> _PROBLEM DESCRIPTION_
Rewrite the lines from the one containing "table-cell: ≤10.0 — [338, 484, 471, 497]" through the one containing "section-6-2-heading — [77, 771, 182, 787]", inclusive, changing "section-title" to "section-name" and leaving everything else the same. Return only those lines.

Region boundary data
-------
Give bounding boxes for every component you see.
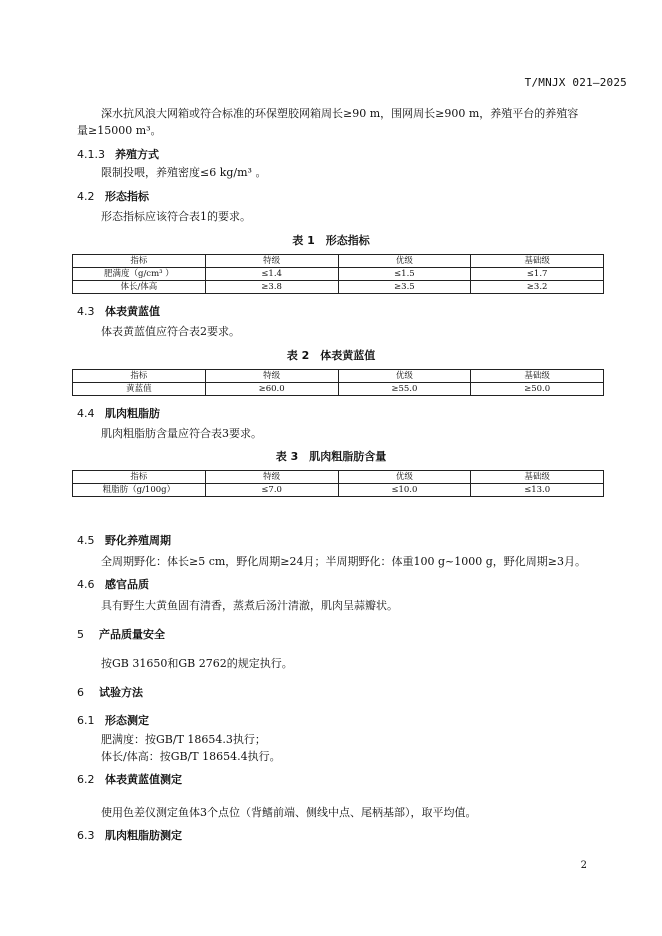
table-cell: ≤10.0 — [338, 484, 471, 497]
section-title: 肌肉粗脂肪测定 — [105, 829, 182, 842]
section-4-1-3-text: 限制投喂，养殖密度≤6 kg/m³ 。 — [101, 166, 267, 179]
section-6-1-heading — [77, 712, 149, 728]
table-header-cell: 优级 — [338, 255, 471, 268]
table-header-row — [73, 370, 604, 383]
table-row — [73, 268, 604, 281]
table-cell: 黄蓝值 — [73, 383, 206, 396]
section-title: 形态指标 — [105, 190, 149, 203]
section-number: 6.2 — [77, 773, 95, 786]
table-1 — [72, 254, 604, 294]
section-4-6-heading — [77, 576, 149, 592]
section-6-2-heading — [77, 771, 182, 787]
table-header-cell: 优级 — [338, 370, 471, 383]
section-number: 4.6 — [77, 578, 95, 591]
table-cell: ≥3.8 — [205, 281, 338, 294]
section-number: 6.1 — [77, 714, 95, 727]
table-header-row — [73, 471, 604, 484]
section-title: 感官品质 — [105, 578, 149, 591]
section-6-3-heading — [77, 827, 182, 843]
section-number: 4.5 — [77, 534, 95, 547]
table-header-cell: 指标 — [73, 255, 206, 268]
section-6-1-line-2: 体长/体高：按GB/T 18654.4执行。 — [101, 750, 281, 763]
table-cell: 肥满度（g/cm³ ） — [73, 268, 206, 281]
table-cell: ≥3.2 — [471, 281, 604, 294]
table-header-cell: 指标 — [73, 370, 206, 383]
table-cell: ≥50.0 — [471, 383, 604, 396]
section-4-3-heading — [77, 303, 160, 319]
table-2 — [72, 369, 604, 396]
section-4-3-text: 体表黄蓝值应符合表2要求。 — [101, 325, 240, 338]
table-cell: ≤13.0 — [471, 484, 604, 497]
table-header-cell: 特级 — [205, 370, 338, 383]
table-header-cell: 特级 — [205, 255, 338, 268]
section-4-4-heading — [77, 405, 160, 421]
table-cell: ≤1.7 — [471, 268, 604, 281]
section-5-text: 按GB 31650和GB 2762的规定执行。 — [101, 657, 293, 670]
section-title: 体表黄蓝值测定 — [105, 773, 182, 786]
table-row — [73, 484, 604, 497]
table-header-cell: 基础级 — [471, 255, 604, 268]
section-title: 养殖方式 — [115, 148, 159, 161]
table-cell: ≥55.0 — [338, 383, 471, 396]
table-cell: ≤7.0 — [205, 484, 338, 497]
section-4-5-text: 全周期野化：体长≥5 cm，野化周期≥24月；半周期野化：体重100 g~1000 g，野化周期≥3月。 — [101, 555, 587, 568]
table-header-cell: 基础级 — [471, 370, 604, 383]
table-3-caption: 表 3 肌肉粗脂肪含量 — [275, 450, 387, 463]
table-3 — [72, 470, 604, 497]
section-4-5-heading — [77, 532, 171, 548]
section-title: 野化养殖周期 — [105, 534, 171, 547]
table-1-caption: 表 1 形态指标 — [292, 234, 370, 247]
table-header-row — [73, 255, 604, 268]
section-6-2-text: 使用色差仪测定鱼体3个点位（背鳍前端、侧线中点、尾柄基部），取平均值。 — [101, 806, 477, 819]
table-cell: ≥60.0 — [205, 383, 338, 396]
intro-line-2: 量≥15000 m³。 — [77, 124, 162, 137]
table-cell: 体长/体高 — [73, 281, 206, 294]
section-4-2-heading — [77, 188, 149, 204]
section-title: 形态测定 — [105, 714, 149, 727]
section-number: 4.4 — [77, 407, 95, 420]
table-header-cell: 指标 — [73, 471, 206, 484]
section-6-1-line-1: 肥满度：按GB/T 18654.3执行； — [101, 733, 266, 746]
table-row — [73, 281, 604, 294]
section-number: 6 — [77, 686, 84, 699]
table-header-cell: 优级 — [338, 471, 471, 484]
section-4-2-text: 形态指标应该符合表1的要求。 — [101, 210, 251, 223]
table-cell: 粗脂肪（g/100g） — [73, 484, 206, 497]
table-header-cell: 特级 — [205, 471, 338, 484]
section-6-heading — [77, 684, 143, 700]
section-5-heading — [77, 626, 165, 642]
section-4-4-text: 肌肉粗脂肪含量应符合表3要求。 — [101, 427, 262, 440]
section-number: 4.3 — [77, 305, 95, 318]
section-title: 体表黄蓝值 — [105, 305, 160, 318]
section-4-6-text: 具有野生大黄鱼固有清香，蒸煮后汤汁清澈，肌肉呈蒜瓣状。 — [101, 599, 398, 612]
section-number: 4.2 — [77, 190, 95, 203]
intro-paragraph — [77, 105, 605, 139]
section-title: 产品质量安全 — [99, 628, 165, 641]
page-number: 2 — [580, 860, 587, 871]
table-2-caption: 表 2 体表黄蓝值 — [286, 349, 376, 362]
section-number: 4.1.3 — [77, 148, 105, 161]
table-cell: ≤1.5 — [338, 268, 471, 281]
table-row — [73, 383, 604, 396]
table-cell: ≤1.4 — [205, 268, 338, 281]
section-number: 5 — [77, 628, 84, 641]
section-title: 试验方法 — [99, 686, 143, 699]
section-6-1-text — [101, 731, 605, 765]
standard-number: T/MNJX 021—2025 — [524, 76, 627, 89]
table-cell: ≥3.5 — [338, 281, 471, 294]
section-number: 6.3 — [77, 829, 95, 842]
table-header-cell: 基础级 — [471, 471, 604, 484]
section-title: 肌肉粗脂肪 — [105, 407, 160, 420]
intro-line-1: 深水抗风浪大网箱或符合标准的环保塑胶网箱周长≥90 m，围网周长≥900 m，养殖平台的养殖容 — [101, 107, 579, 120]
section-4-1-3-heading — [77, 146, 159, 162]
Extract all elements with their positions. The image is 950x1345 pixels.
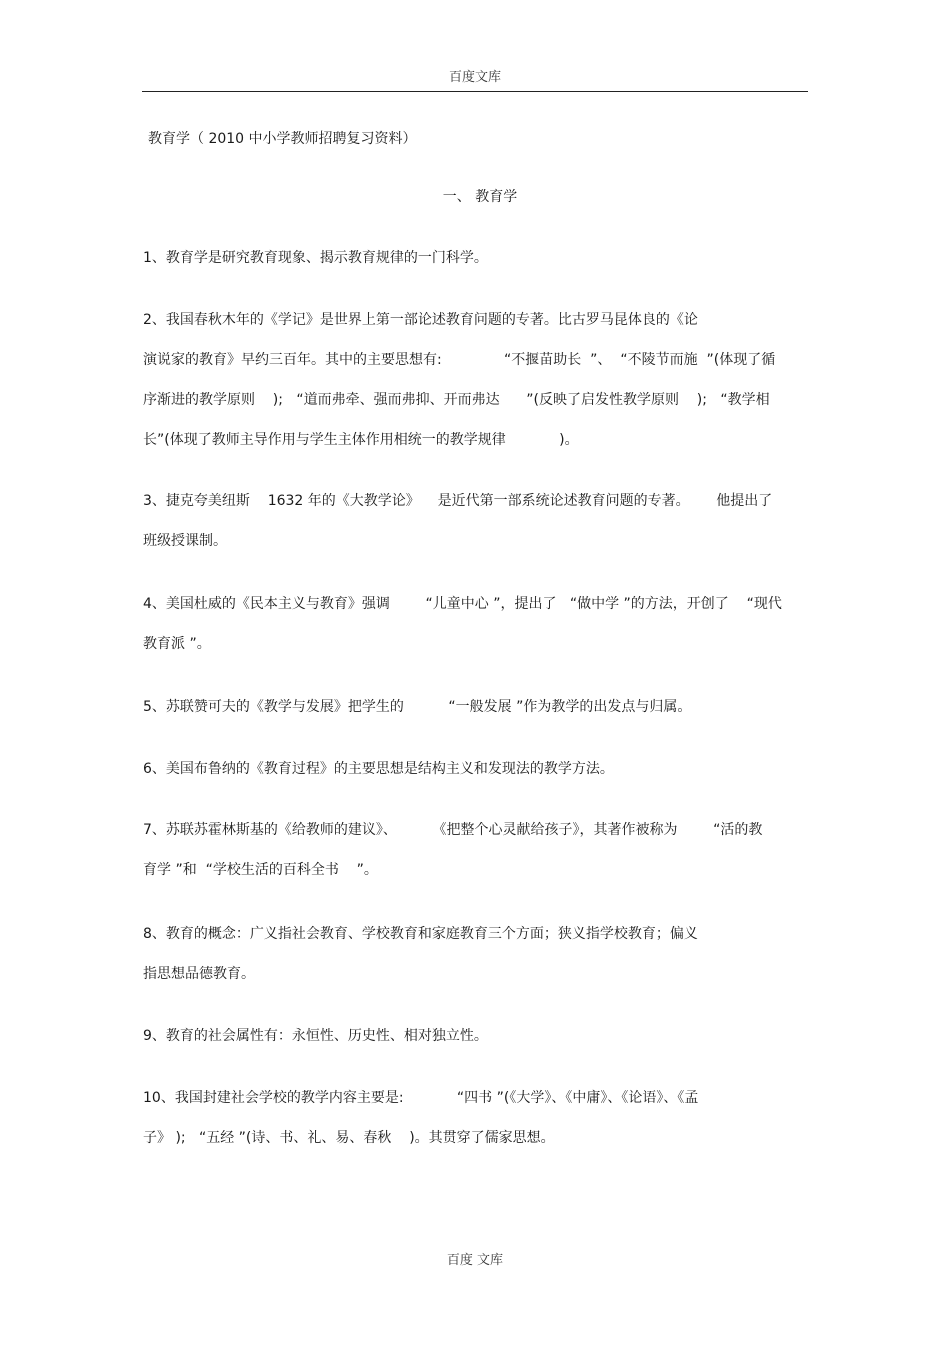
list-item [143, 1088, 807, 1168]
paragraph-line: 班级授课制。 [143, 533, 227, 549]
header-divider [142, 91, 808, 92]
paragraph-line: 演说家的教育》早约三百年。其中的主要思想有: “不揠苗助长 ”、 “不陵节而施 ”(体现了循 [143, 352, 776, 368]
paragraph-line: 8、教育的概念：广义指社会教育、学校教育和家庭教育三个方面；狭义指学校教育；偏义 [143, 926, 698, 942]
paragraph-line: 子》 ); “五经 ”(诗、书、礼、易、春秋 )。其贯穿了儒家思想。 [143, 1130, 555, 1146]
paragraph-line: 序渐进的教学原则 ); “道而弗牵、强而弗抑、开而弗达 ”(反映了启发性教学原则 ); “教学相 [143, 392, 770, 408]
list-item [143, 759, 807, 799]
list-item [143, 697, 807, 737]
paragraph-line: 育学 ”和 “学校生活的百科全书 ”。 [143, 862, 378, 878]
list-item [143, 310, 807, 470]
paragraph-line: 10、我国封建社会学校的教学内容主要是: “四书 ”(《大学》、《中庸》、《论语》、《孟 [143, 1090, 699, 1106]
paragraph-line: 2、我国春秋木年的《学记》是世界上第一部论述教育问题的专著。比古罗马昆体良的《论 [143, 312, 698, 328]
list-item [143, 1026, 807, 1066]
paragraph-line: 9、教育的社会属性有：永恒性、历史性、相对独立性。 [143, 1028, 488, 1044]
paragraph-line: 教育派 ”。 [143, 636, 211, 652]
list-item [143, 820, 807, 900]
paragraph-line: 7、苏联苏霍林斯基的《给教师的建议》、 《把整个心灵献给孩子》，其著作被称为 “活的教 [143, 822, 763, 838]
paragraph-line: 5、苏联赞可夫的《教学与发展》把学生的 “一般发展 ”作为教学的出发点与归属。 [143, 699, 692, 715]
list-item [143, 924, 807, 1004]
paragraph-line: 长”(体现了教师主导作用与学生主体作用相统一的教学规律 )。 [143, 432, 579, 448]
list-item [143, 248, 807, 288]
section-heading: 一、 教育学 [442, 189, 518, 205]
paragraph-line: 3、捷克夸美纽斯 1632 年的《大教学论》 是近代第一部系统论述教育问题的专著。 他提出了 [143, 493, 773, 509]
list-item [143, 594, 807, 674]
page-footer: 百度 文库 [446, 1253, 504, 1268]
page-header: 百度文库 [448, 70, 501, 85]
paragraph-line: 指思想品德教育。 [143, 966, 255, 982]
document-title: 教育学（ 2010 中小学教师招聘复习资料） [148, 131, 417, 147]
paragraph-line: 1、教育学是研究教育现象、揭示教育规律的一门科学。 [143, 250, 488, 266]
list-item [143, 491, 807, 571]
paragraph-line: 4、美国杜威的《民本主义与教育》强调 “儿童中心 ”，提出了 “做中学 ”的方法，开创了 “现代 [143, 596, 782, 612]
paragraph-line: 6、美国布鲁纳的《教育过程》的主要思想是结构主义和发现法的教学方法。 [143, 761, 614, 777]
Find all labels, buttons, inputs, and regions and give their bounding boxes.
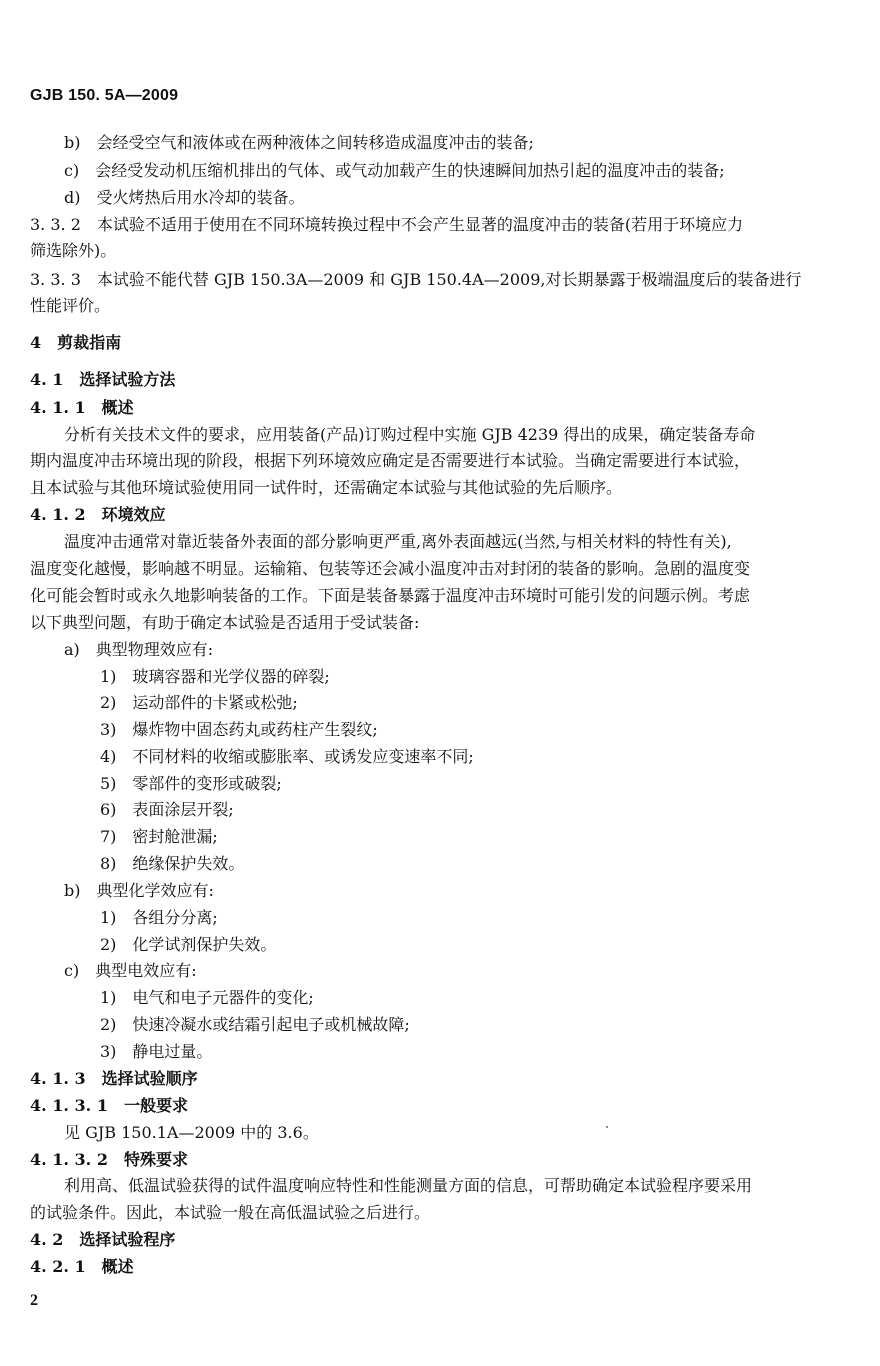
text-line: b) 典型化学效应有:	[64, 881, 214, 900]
-------
> _OUTPUT_
table-cell: ≤10.0 — [338, 484, 471, 497]
section-name: 肌肉粗脂肪测定 — [105, 829, 182, 842]
section-4-1-3-text: 限制投喂，养殖密度≤6 kg/m³ 。 — [101, 166, 267, 179]
section-6-1-heading — [77, 712, 149, 728]
table-header-cell: 优级 — [338, 255, 471, 268]
table-header-row — [73, 370, 604, 383]
table-row — [73, 268, 604, 281]
table-cell: 黄蓝值 — [73, 383, 206, 396]
section-name: 形态指标 — [105, 190, 149, 203]
section-number: 6.2 — [77, 773, 95, 786]
table-1 — [72, 254, 604, 294]
section-4-6-heading — [77, 576, 149, 592]
section-6-2-heading — [77, 771, 182, 787]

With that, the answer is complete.